* _Objective_
Reproduce all entries precisely as they are written.

>>>>>

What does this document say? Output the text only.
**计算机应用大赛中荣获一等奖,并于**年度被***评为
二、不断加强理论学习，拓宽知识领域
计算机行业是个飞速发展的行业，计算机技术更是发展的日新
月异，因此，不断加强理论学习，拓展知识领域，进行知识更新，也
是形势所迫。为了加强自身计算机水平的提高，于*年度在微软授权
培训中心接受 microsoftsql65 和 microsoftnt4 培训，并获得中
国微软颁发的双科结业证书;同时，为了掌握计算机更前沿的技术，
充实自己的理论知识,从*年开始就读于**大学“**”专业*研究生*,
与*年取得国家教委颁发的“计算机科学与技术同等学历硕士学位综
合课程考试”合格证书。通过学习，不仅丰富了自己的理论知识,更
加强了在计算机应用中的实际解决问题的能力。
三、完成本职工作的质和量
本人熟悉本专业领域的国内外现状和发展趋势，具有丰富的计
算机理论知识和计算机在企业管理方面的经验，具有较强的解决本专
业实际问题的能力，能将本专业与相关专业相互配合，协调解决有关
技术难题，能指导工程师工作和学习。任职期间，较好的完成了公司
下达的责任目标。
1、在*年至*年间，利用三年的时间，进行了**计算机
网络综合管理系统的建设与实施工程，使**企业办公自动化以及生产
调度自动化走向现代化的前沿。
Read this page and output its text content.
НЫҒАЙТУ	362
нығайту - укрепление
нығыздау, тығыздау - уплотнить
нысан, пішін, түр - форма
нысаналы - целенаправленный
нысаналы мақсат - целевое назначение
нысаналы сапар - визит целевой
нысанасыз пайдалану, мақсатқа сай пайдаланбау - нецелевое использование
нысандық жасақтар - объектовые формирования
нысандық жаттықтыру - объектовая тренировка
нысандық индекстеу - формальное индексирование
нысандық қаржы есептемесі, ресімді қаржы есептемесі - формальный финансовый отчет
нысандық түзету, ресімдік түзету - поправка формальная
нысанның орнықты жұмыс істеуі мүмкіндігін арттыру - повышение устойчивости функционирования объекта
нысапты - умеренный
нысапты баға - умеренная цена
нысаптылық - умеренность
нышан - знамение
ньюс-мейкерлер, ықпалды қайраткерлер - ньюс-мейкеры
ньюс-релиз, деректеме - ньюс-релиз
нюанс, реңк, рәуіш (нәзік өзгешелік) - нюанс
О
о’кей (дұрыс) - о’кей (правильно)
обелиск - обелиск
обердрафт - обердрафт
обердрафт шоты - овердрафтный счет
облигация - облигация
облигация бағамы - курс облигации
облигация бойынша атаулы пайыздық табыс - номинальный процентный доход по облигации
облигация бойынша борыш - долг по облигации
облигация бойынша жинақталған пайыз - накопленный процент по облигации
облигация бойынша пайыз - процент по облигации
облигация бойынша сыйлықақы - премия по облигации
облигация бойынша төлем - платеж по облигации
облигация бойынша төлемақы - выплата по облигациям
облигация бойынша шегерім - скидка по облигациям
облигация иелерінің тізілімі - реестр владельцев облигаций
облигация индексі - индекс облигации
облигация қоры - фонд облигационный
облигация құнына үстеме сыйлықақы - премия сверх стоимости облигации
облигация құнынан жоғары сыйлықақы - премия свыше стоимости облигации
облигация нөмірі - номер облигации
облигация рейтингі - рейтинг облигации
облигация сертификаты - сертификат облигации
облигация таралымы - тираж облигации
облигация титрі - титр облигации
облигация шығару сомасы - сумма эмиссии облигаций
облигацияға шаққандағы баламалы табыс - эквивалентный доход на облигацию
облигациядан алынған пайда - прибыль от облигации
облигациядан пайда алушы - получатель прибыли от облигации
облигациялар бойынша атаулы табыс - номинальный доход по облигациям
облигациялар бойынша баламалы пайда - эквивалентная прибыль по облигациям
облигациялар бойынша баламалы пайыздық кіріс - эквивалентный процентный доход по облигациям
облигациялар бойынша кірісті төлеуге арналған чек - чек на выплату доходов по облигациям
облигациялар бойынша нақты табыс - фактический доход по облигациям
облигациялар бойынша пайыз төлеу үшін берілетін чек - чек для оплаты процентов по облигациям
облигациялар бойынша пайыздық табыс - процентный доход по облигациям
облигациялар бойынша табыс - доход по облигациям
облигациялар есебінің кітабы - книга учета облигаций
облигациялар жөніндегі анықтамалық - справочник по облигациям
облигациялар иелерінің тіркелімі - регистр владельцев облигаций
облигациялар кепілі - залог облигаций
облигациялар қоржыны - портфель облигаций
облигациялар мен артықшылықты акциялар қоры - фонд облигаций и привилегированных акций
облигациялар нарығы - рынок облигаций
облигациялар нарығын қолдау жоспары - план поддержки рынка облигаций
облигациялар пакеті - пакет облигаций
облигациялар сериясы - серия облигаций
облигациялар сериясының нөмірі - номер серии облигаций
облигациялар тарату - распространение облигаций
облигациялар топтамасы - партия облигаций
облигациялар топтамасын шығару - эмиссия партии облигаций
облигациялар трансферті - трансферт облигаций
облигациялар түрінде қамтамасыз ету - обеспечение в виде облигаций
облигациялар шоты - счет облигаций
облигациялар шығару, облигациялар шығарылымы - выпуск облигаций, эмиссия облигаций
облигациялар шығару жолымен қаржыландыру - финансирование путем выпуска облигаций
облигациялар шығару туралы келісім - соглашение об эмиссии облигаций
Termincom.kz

<<<<<

* _Expected answer_
What does this document say? Output the text only.
**计算机应用大赛中荣获一等奖,并于**年度被***评为
二、不断加强理论学习，拓宽知识领域
计算机行业是个飞速发展的行业，计算机技术更是发展的日新
月异，因此，不断加强理论学习，拓展知识领域，进行知识更新，也
是形势所迫。为了加强自身计算机水平的提高，于*年度在微软授权
培训中心接受 microsoftsql65 和 microsoftnt4 培训，并获得中
国微软颁发的双科结业证书;同时，为了掌握计算机更前沿的技术，
充实自己的理论知识,从*年开始就读于**大学“**”专业*研究生*,
与*年取得国家教委颁发的“计算机科学与技术同等学历硕士学位综
合课程考试”合格证书。通过学习，不仅丰富了自己的理论知识,更
加强了在计算机应用中的实际解决问题的能力。
三、完成本职工作的质和量
本人熟悉本专业领域的国内外现状和发展趋势，具有丰富的计
算机理论知识和计算机在企业管理方面的经验，具有较强的解决本专
业实际问题的能力，能将本专业与相关专业相互配合，协调解决有关
技术难题，能指导工程师工作和学习。任职期间，较好的完成了公司
下达的责任目标。
1、在*年至*年间，利用三年的时间，进行了**计算机
网络综合管理系统的建设与实施工程，使**企业办公自动化以及生产
调度自动化走向现代化的前沿。
Read this page and output its text content.
НЫҒАЙТУ	362
нығайту - укрепление
нығыздау, тығыздау - уплотнить
нысан, пішін, түр - форма
нысаналы - целенаправленный
нысаналы мақсат - целевое назначение
нысаналы сапар - визит целевой
нысанасыз пайдалану, мақсатқа сай пайдаланбау - нецелевое использование
нысандық жасақтар - объектовые формирования
нысандық жаттықтыру - объектовая тренировка
нысандық индекстеу - формальное индексирование
нысандық қаржы есептемесі, ресімді қаржы есептемесі - формальный финансовый отчет
нысандық түзету, ресімдік түзету - поправка формальная
нысанның орнықты жұмыс істеуі мүмкіндігін арттыру - повышение устойчивости функционирования объекта
нысапты - умеренный
нысапты баға - умеренная цена
нысаптылық - умеренность
нышан - знамение
ньюс-мейкерлер, ықпалды қайраткерлер - ньюс-мейкеры
ньюс-релиз, деректеме - ньюс-релиз
нюанс, реңк, рәуіш (нәзік өзгешелік) - нюанс
О
о’кей (дұрыс) - о’кей (правильно)
обелиск - обелиск
обердрафт - обердрафт
обердрафт шоты - овердрафтный счет
облигация - облигация
облигация бағамы - курс облигации
облигация бойынша атаулы пайыздық табыс - номинальный процентный доход по облигации
облигация бойынша борыш - долг по облигации
облигация бойынша жинақталған пайыз - накопленный процент по облигации
облигация бойынша пайыз - процент по облигации
облигация бойынша сыйлықақы - премия по облигации
облигация бойынша төлем - платеж по облигации
облигация бойынша төлемақы - выплата по облигациям
облигация бойынша шегерім - скидка по облигациям
облигация иелерінің тізілімі - реестр владельцев облигаций
облигация индексі - индекс облигации
облигация қоры - фонд облигационный
облигация құнына үстеме сыйлықақы - премия сверх стоимости облигации
облигация құнынан жоғары сыйлықақы - премия свыше стоимости облигации
облигация нөмірі - номер облигации
облигация рейтингі - рейтинг облигации
облигация сертификаты - сертификат облигации
облигация таралымы - тираж облигации
облигация титрі - титр облигации
облигация шығару сомасы - сумма эмиссии облигаций
облигацияға шаққандағы баламалы табыс - эквивалентный доход на облигацию
облигациядан алынған пайда - прибыль от облигации
облигациядан пайда алушы - получатель прибыли от облигации
облигациялар бойынша атаулы табыс - номинальный доход по облигациям
облигациялар бойынша баламалы пайда - эквивалентная прибыль по облигациям
облигациялар бойынша баламалы пайыздық кіріс - эквивалентный процентный доход по облигациям
облигациялар бойынша кірісті төлеуге арналған чек - чек на выплату доходов по облигациям
облигациялар бойынша нақты табыс - фактический доход по облигациям
облигациялар бойынша пайыз төлеу үшін берілетін чек - чек для оплаты процентов по облигациям
облигациялар бойынша пайыздық табыс - процентный доход по облигациям
облигациялар бойынша табыс - доход по облигациям
облигациялар есебінің кітабы - книга учета облигаций
облигациялар жөніндегі анықтамалық - справочник по облигациям
облигациялар иелерінің тіркелімі - регистр владельцев облигаций
облигациялар кепілі - залог облигаций
облигациялар қоржыны - портфель облигаций
облигациялар мен артықшылықты акциялар қоры - фонд облигаций и привилегированных акций
облигациялар нарығы - рынок облигаций
облигациялар нарығын қолдау жоспары - план поддержки рынка облигаций
облигациялар пакеті - пакет облигаций
облигациялар сериясы - серия облигаций
облигациялар сериясының нөмірі - номер серии облигаций
облигациялар тарату - распространение облигаций
облигациялар топтамасы - партия облигаций
облигациялар топтамасын шығару - эмиссия партии облигаций
облигациялар трансферті - трансферт облигаций
облигациялар түрінде қамтамасыз ету - обеспечение в виде облигаций
облигациялар шоты - счет облигаций
облигациялар шығару, облигациялар шығарылымы - выпуск облигаций, эмиссия облигаций
облигациялар шығару жолымен қаржыландыру - финансирование путем выпуска облигаций
облигациялар шығару туралы келісім - соглашение об эмиссии облигаций
Termincom.kz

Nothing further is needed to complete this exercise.